What is expected: Return each line of the records holding the string "Keluaran".

Extracted data:
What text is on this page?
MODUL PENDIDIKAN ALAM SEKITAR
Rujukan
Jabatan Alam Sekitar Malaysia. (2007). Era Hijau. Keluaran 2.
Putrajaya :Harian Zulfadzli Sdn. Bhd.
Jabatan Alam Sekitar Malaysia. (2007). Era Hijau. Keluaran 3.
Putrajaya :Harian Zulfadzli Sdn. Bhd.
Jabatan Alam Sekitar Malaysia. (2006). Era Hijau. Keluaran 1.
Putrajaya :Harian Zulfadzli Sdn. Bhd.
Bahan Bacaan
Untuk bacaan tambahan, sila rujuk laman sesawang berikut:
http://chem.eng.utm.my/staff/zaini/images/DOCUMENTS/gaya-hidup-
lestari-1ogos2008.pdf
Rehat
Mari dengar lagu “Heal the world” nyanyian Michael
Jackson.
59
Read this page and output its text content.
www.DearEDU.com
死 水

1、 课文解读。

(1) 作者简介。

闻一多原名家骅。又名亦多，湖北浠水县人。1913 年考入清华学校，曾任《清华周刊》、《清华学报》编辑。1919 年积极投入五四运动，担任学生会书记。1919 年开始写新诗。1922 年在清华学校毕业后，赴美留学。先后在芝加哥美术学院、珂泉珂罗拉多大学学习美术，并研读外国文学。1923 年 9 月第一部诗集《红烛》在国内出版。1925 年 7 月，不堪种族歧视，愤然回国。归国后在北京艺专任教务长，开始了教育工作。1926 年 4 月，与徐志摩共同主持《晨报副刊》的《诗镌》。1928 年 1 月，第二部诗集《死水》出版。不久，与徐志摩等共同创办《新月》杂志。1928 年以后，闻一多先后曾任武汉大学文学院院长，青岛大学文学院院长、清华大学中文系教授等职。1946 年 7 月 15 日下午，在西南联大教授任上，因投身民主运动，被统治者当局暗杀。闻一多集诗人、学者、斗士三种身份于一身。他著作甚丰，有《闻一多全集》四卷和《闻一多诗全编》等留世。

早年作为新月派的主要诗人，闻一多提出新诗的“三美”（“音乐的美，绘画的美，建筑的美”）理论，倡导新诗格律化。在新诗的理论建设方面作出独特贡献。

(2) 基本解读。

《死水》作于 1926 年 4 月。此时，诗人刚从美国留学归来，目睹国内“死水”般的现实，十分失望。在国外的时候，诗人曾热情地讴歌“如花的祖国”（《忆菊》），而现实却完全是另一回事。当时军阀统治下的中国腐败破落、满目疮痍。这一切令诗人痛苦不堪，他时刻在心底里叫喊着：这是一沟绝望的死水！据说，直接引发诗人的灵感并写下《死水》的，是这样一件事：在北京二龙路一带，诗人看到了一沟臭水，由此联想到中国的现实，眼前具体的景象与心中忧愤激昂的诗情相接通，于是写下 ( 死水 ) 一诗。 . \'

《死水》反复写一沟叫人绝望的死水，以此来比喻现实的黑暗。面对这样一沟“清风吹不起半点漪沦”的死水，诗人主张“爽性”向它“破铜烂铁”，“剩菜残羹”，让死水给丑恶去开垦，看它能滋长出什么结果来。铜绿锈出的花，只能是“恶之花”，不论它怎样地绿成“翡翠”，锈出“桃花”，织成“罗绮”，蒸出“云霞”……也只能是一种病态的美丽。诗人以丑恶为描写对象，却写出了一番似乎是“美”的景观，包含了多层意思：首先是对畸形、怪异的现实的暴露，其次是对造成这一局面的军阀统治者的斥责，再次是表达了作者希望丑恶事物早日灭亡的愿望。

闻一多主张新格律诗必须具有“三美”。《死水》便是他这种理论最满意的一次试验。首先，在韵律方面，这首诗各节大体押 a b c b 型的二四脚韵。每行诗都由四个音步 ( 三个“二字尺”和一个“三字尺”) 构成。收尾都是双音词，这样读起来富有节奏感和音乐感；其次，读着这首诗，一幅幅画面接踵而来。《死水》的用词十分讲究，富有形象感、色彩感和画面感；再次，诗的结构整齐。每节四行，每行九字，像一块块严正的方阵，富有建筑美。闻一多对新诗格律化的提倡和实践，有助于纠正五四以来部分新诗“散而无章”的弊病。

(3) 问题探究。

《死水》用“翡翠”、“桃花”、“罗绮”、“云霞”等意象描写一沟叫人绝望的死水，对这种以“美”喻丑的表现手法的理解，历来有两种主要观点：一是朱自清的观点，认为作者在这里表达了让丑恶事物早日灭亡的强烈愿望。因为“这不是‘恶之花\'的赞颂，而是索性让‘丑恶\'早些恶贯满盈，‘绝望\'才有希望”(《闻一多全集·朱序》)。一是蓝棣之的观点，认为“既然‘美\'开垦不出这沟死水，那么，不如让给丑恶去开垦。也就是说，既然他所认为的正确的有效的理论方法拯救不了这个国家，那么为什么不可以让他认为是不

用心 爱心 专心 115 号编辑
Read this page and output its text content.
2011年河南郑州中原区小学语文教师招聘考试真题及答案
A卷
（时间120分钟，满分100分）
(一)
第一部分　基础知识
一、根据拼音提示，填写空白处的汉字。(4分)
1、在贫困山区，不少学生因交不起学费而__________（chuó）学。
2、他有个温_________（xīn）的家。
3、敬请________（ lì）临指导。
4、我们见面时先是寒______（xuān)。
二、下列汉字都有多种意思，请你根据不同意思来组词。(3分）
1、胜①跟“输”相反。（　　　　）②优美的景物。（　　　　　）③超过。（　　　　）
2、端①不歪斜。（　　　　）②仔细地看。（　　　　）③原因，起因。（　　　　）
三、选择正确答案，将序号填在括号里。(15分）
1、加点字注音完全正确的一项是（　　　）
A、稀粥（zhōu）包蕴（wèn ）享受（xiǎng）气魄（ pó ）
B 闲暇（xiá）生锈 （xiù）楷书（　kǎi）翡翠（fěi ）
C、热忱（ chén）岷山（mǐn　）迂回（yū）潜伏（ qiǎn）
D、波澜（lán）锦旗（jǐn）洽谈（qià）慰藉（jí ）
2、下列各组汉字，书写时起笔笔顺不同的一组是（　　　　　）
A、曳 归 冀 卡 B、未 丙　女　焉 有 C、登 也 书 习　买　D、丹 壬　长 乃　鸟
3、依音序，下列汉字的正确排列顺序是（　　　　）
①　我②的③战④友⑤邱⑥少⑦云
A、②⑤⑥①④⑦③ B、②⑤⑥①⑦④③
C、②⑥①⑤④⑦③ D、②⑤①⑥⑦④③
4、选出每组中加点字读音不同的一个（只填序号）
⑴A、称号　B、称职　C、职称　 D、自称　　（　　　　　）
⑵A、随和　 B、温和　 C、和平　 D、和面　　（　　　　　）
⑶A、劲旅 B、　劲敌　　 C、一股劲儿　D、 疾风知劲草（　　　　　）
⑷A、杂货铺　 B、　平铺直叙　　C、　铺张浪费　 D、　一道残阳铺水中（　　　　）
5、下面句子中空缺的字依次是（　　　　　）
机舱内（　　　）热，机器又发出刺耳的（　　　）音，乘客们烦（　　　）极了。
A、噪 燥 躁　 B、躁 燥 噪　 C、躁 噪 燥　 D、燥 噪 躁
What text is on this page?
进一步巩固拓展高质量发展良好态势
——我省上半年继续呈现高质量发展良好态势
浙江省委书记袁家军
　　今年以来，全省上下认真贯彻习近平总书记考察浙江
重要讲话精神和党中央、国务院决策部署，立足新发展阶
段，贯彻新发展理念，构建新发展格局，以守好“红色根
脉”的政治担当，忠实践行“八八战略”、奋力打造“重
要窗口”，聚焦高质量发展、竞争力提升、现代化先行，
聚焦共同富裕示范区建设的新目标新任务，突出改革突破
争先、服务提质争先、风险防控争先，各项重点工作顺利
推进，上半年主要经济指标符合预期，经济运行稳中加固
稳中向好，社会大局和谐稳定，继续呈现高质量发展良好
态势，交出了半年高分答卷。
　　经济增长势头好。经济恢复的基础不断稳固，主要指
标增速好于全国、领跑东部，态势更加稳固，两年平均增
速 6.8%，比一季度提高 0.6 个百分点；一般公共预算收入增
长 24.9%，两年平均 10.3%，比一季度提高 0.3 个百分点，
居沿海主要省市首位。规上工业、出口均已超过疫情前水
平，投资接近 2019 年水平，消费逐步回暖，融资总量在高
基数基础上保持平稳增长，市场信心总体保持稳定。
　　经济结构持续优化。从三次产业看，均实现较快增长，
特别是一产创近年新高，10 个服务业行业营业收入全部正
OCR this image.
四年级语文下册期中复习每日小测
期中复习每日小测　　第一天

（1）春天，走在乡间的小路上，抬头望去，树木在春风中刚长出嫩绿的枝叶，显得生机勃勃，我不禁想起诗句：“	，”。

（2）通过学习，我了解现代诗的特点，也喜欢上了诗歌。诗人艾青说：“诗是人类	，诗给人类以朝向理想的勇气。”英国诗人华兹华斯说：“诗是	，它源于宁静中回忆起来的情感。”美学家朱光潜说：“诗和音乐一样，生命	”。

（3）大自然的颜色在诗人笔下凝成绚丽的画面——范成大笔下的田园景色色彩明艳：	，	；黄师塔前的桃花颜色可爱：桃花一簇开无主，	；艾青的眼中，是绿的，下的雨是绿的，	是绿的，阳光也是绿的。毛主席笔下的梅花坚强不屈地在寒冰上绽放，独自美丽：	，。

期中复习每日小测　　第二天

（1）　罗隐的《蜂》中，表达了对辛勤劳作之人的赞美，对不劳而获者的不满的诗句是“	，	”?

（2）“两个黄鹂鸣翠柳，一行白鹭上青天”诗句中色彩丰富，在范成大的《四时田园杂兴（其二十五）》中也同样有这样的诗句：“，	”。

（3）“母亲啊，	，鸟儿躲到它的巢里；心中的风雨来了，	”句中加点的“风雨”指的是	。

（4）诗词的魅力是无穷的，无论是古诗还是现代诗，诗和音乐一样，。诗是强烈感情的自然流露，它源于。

Written response:
Jabatan Alam Sekitar Malaysia. (2007). Era Hijau. Keluaran 2.
Jabatan Alam Sekitar Malaysia. (2007). Era Hijau. Keluaran 3.
Jabatan Alam Sekitar Malaysia. (2006). Era Hijau. Keluaran 1.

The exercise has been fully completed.